DA FARE -
1 – Puoi stampare il passo dell'estratto su Emma Talbot compreso tra "Emma Talbot, nata" e "the Arts London.", estremi inclusi?
2 – Come si traduce in inglese questa frase dell'estratto su Emma Talbot: "La sua ricerca eterogenea, tra pittura, scultura e installazione ambientale, esplora l’ambito delle relazioni tra individui e gruppi, attraverso un linguaggio densamente onirico."?

ESTRATTO DA LEGGERE -
Emma Talbot, nata nel 1969, a Stourbridge, nel Worcestershire, ha studiato presso il Birmingham Institute of Art & Design e il Royal College of Art. La sua ricerca eterogenea, tra pittura, scultura e installazione ambientale, esplora l’ambito delle relazioni tra individui e gruppi, attraverso un linguaggio densamente onirico. Recentemente ha esposto a L’Aja, Londra, Amsterdam e New York e le sue opere fanno parte di numerose collezioni tra cui Guerlain, Arts Council Collection, City of Birmingham Museum & Art Gallery, David Roberts Collection, Saatchi Collection, University of the Arts London.

[Estratti da un set di annotazioni di layout]
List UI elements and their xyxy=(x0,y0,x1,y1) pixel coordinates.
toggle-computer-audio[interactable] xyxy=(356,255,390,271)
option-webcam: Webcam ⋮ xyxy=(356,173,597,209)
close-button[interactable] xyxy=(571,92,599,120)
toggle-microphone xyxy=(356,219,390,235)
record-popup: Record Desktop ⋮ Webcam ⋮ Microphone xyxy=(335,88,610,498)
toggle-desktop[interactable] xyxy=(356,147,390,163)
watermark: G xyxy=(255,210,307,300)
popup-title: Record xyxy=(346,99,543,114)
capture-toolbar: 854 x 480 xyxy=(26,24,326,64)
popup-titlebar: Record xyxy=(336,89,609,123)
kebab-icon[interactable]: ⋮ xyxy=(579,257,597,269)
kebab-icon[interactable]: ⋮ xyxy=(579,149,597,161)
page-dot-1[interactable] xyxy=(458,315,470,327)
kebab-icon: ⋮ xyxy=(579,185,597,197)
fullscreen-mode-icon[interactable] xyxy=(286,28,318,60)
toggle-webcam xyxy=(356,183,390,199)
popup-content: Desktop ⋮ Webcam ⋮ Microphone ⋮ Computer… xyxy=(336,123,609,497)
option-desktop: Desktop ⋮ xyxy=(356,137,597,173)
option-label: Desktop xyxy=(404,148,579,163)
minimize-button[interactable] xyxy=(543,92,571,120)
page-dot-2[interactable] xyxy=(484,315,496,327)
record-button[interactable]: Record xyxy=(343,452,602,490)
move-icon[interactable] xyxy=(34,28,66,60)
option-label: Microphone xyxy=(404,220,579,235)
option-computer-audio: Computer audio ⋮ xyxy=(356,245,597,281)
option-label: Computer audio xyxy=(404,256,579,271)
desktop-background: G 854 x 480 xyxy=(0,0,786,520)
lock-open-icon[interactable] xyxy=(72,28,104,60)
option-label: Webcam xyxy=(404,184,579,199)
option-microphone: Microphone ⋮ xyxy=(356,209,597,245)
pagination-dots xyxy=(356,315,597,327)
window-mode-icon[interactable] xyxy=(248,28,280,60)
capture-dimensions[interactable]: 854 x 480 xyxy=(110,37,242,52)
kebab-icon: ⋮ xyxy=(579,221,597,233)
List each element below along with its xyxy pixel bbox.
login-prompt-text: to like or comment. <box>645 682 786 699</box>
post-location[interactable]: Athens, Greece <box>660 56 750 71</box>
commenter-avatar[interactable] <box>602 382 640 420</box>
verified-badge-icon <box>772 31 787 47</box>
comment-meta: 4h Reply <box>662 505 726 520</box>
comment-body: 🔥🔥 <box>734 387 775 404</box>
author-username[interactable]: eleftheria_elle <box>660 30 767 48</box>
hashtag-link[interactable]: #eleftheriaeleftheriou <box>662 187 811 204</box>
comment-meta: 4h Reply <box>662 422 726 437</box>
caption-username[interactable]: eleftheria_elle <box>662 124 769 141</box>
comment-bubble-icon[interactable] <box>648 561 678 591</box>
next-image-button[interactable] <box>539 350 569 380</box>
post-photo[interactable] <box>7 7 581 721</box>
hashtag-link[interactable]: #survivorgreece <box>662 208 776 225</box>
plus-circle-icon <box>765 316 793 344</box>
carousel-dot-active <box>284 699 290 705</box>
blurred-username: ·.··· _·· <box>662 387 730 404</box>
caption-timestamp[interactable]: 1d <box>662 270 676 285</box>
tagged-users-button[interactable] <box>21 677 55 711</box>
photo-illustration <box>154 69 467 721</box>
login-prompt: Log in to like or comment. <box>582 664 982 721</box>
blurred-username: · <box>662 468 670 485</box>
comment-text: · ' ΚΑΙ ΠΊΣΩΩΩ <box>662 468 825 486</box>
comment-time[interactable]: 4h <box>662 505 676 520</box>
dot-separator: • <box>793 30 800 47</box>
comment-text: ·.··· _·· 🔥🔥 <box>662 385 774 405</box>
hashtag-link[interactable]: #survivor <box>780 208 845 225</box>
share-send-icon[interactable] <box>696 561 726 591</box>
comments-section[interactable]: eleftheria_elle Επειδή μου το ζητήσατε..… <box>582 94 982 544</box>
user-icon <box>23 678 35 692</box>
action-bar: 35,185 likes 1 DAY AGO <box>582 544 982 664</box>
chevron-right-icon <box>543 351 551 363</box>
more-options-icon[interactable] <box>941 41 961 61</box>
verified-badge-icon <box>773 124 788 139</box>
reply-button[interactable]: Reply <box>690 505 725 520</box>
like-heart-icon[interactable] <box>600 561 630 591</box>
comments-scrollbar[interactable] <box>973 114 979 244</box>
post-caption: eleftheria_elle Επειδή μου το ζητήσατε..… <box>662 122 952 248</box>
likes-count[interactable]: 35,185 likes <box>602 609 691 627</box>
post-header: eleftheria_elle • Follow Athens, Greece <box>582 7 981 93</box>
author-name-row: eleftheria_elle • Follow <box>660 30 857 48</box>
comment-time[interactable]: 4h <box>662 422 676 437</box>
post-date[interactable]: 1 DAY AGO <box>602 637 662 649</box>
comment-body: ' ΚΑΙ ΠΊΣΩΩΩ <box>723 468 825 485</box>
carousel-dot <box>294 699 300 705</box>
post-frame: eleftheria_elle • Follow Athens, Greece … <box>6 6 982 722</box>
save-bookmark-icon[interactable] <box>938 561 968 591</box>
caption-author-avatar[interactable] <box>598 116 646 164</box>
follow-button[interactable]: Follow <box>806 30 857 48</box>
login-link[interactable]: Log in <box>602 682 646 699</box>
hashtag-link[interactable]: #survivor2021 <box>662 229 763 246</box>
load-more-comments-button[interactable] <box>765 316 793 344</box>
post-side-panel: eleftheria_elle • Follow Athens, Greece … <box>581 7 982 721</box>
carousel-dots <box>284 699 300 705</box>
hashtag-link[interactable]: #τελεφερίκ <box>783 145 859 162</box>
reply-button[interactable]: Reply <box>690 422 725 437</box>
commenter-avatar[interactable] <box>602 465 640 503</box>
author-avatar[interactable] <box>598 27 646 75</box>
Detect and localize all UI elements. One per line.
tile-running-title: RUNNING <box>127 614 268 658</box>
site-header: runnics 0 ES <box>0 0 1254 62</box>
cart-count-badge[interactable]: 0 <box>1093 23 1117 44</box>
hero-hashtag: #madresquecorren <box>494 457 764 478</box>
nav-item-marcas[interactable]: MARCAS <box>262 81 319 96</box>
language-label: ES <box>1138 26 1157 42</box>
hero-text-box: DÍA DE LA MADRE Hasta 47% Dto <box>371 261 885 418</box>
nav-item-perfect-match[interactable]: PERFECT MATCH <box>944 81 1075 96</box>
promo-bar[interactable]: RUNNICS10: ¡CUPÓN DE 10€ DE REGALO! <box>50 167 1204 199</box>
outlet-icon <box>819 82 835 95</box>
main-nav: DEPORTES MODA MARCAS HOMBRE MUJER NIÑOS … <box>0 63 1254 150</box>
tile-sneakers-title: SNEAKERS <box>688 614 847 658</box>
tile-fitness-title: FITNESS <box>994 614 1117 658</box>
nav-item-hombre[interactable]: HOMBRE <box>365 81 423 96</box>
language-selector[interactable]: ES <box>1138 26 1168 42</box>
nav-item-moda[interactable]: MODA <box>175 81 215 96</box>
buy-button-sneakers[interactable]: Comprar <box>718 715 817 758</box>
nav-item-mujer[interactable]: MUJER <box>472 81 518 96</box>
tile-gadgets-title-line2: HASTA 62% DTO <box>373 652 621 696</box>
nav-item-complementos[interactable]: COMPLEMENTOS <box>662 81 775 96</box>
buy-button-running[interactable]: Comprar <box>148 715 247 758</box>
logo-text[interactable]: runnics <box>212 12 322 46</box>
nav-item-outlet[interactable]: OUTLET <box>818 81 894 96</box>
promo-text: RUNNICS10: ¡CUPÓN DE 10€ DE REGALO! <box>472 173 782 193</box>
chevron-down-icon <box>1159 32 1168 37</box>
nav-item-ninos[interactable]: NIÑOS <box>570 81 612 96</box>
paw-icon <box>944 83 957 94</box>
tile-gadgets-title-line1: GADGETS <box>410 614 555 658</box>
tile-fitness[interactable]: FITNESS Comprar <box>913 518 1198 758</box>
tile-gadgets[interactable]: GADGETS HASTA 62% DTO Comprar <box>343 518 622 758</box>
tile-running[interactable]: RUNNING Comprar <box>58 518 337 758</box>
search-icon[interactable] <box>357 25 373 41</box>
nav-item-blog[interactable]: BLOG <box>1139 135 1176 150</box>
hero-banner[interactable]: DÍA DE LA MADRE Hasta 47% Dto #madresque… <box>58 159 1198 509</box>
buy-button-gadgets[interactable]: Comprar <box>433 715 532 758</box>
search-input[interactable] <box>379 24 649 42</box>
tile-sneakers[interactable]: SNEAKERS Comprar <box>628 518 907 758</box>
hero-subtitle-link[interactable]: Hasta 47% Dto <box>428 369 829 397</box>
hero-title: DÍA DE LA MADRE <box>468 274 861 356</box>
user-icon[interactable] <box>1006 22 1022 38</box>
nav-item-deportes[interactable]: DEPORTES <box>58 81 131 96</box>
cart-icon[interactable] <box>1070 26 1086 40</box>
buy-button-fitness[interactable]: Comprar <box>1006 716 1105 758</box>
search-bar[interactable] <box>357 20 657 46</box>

RISPOSTE PER COMPITO -
1 –
Emma Talbot, nata nel 1969, a Stourbridge, nel Worcestershire, ha studiato presso il Birmingham Institute of Art & Design e il Royal College of Art. La sua ricerca eterogenea, tra pittura, scultura e installazione ambientale, esplora l’ambito delle relazioni tra individui e gruppi, attraverso un linguaggio densamente onirico. Recentemente ha esposto a L’Aja, Londra, Amsterdam e New York e le sue opere fanno parte di numerose collezioni tra cui Guerlain, Arts Council Collection, City of Birmingham Museum & Art Gallery, David Roberts Collection, Saatchi Collection, University of the Arts London.

2 – Her heterogeneous research, spanning painting, sculpture and environmental installation, explores the sphere of relationships between individuals and groups through a densely dreamlike language.